═══ GIVEN DATA

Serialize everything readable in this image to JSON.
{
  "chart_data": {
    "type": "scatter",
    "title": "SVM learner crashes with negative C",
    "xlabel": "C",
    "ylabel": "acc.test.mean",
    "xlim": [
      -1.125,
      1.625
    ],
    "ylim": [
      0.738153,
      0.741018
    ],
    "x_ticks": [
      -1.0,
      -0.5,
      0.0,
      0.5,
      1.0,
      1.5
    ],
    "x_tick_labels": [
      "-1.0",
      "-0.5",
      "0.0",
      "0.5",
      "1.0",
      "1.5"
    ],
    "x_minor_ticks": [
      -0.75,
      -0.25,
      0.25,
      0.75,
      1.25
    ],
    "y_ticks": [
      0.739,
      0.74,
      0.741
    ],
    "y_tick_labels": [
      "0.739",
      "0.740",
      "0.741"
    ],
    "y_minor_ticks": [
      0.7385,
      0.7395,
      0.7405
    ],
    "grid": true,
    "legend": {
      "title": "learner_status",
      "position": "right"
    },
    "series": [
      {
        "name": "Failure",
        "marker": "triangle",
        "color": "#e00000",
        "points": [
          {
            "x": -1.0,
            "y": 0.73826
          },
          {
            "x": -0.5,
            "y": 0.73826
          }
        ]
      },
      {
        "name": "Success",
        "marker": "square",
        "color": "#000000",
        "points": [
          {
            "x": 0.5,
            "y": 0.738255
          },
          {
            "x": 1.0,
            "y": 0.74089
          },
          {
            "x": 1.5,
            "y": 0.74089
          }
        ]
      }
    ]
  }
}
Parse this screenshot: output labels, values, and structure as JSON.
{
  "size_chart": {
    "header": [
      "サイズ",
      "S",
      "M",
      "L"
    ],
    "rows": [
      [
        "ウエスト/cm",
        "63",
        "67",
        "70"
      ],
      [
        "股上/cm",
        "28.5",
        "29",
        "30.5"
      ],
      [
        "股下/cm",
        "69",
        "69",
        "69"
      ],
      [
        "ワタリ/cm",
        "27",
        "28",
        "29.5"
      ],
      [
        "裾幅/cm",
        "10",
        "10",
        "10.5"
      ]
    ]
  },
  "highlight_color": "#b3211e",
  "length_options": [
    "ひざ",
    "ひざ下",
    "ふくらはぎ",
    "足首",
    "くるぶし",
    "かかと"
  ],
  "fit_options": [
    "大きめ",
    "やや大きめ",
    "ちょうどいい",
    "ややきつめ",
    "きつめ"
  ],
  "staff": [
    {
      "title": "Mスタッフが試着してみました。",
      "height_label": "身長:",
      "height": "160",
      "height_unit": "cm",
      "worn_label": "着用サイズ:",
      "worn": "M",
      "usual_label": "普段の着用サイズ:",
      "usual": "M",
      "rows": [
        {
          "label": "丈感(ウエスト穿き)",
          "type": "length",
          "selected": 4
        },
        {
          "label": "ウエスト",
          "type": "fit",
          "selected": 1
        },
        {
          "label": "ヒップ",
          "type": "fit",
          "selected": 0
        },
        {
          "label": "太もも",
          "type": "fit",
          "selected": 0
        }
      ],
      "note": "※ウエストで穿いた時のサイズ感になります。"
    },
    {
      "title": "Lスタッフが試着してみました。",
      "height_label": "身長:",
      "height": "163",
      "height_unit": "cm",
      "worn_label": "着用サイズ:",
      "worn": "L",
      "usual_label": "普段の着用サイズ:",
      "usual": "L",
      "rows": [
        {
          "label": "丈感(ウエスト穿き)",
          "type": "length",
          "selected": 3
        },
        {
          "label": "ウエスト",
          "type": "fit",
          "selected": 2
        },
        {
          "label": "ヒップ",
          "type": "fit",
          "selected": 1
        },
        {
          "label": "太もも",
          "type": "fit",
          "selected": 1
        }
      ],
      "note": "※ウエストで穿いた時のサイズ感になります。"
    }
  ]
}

══════

Copy each record from above exactly, and include every line.

Serialize everything readable in this image to JSON.
{
  "chart_data": {
    "type": "scatter",
    "title": "SVM learner crashes with negative C",
    "xlabel": "C",
    "ylabel": "acc.test.mean",
    "xlim": [
      -1.125,
      1.625
    ],
    "ylim": [
      0.738153,
      0.741018
    ],
    "x_ticks": [
      -1.0,
      -0.5,
      0.0,
      0.5,
      1.0,
      1.5
    ],
    "x_tick_labels": [
      "-1.0",
      "-0.5",
      "0.0",
      "0.5",
      "1.0",
      "1.5"
    ],
    "x_minor_ticks": [
      -0.75,
      -0.25,
      0.25,
      0.75,
      1.25
    ],
    "y_ticks": [
      0.739,
      0.74,
      0.741
    ],
    "y_tick_labels": [
      "0.739",
      "0.740",
      "0.741"
    ],
    "y_minor_ticks": [
      0.7385,
      0.7395,
      0.7405
    ],
    "grid": true,
    "legend": {
      "title": "learner_status",
      "position": "right"
    },
    "series": [
      {
        "name": "Failure",
        "marker": "triangle",
        "color": "#e00000",
        "points": [
          {
            "x": -1.0,
            "y": 0.73826
          },
          {
            "x": -0.5,
            "y": 0.73826
          }
        ]
      },
      {
        "name": "Success",
        "marker": "square",
        "color": "#000000",
        "points": [
          {
            "x": 0.5,
            "y": 0.738255
          },
          {
            "x": 1.0,
            "y": 0.74089
          },
          {
            "x": 1.5,
            "y": 0.74089
          }
        ]
      }
    ]
  }
}
Parse this screenshot: output labels, values, and structure as JSON.
{
  "size_chart": {
    "header": [
      "サイズ",
      "S",
      "M",
      "L"
    ],
    "rows": [
      [
        "ウエスト/cm",
        "63",
        "67",
        "70"
      ],
      [
        "股上/cm",
        "28.5",
        "29",
        "30.5"
      ],
      [
        "股下/cm",
        "69",
        "69",
        "69"
      ],
      [
        "ワタリ/cm",
        "27",
        "28",
        "29.5"
      ],
      [
        "裾幅/cm",
        "10",
        "10",
        "10.5"
      ]
    ]
  },
  "highlight_color": "#b3211e",
  "length_options": [
    "ひざ",
    "ひざ下",
    "ふくらはぎ",
    "足首",
    "くるぶし",
    "かかと"
  ],
  "fit_options": [
    "大きめ",
    "やや大きめ",
    "ちょうどいい",
    "ややきつめ",
    "きつめ"
  ],
  "staff": [
    {
      "title": "Mスタッフが試着してみました。",
      "height_label": "身長:",
      "height": "160",
      "height_unit": "cm",
      "worn_label": "着用サイズ:",
      "worn": "M",
      "usual_label": "普段の着用サイズ:",
      "usual": "M",
      "rows": [
        {
          "label": "丈感(ウエスト穿き)",
          "type": "length",
          "selected": 4
        },
        {
          "label": "ウエスト",
          "type": "fit",
          "selected": 1
        },
        {
          "label": "ヒップ",
          "type": "fit",
          "selected": 0
        },
        {
          "label": "太もも",
          "type": "fit",
          "selected": 0
        }
      ],
      "note": "※ウエストで穿いた時のサイズ感になります。"
    },
    {
      "title": "Lスタッフが試着してみました。",
      "height_label": "身長:",
      "height": "163",
      "height_unit": "cm",
      "worn_label": "着用サイズ:",
      "worn": "L",
      "usual_label": "普段の着用サイズ:",
      "usual": "L",
      "rows": [
        {
          "label": "丈感(ウエスト穿き)",
          "type": "length",
          "selected": 3
        },
        {
          "label": "ウエスト",
          "type": "fit",
          "selected": 2
        },
        {
          "label": "ヒップ",
          "type": "fit",
          "selected": 1
        },
        {
          "label": "太もも",
          "type": "fit",
          "selected": 1
        }
      ],
      "note": "※ウエストで穿いた時のサイズ感になります。"
    }
  ]
}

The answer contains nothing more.